** To do **
Find the lines that hold the word "pour" and return them.

** Record extracts **
========

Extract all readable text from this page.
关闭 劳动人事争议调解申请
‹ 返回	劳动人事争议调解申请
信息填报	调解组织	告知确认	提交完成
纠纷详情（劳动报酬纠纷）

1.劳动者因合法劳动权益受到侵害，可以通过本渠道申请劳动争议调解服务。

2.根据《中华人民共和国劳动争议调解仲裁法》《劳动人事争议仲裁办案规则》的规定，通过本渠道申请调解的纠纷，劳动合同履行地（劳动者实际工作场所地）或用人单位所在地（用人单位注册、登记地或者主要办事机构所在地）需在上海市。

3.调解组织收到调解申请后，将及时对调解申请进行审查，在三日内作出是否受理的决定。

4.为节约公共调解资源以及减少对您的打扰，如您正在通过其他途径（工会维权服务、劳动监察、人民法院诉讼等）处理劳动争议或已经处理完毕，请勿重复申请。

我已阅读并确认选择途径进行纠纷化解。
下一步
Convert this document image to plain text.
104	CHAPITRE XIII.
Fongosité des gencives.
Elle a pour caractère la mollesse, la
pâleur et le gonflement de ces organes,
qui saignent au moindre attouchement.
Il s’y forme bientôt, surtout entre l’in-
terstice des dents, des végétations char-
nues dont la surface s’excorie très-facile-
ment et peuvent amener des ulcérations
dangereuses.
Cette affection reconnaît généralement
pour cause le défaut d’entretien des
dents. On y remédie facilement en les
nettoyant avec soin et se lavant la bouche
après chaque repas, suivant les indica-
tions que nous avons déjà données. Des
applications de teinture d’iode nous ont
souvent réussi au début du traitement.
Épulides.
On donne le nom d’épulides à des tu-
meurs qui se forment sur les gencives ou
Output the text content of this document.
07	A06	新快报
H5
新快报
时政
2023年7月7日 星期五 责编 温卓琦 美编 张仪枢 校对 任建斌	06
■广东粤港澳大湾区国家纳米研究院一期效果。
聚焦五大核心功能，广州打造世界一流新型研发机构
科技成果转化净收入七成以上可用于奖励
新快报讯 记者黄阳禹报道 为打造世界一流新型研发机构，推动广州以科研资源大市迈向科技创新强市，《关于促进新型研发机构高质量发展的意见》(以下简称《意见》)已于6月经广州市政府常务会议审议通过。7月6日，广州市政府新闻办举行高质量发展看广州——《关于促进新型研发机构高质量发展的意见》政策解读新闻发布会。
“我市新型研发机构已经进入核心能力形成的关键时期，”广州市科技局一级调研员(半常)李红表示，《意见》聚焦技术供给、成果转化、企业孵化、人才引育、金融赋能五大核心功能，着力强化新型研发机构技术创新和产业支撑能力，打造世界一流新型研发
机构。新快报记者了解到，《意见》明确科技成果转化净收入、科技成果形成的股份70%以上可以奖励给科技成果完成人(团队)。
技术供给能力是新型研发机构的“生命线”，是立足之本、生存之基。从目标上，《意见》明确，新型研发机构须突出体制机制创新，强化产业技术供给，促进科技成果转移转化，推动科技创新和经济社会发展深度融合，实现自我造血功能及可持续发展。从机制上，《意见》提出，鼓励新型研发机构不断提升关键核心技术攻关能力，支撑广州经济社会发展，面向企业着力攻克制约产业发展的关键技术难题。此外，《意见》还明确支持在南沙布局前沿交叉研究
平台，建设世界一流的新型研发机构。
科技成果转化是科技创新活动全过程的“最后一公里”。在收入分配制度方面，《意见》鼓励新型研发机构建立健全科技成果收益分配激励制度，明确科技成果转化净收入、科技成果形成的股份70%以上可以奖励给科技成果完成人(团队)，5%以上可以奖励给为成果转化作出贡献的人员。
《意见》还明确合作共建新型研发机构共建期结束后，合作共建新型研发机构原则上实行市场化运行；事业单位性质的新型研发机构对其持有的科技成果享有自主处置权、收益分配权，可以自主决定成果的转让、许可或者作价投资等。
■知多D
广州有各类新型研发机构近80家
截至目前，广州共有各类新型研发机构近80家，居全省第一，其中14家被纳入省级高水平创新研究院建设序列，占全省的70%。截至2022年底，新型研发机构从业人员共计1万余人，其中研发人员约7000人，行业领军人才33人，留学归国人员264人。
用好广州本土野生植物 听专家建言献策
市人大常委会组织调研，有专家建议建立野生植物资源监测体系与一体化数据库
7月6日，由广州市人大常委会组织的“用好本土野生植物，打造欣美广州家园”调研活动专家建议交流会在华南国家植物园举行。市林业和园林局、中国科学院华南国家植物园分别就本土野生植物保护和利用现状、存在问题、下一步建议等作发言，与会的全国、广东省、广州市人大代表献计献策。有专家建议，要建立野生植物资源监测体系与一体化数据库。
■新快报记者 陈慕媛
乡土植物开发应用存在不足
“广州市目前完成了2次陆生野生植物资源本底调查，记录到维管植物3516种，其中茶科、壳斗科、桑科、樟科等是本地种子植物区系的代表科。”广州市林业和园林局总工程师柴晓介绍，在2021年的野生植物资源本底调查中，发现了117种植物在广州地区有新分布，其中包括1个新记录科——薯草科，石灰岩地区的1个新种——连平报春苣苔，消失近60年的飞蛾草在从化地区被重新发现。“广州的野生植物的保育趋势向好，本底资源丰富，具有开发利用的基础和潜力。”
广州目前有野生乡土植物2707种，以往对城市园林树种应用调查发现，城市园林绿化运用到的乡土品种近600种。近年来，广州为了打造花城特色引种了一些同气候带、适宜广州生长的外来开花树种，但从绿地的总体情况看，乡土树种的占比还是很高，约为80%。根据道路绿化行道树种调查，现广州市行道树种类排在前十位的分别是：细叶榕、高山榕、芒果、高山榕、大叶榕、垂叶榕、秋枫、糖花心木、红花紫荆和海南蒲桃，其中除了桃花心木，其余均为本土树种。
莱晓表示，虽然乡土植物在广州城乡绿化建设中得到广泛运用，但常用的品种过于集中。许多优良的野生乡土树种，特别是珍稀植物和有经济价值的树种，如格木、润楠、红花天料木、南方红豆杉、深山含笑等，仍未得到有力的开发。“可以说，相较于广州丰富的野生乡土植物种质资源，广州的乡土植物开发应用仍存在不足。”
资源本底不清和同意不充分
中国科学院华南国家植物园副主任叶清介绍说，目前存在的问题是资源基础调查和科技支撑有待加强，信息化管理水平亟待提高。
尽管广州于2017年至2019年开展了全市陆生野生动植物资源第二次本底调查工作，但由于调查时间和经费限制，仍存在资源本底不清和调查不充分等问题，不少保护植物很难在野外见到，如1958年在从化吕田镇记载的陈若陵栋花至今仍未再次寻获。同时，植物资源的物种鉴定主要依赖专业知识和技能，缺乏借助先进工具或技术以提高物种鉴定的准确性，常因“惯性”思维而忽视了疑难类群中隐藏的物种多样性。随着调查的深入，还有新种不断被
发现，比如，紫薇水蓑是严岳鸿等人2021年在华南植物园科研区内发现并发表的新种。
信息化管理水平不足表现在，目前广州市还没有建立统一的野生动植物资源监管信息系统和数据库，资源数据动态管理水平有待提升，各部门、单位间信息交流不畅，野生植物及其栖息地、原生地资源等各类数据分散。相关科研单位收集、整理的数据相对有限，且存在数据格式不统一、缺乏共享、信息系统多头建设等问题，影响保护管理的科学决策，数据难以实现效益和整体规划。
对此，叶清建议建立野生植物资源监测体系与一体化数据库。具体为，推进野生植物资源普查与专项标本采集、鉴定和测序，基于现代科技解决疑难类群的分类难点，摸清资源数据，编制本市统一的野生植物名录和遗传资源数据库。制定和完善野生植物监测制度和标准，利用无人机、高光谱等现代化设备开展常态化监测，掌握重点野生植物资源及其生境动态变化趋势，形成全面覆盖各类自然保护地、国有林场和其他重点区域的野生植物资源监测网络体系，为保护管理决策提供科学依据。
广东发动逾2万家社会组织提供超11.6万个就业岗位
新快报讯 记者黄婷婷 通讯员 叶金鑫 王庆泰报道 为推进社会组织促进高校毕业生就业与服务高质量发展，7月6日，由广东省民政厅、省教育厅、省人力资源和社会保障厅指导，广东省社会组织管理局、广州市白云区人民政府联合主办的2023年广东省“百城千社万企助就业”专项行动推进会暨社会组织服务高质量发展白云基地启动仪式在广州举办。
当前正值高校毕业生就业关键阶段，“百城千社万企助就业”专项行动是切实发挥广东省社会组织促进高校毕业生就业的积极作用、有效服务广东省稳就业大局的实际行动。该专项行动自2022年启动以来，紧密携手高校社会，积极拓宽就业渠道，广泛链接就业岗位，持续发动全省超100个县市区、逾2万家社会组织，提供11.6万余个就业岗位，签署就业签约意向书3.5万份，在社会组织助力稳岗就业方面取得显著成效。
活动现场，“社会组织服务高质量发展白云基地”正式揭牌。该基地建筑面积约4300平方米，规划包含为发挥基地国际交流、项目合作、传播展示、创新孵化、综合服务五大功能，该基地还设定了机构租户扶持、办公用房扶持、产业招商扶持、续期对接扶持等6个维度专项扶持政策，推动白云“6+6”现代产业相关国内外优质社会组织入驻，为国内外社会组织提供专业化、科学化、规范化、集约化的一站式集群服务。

========

** Result for this task **
Elle a pour caractère la mollesse, la
pour cause le défaut d’entretien des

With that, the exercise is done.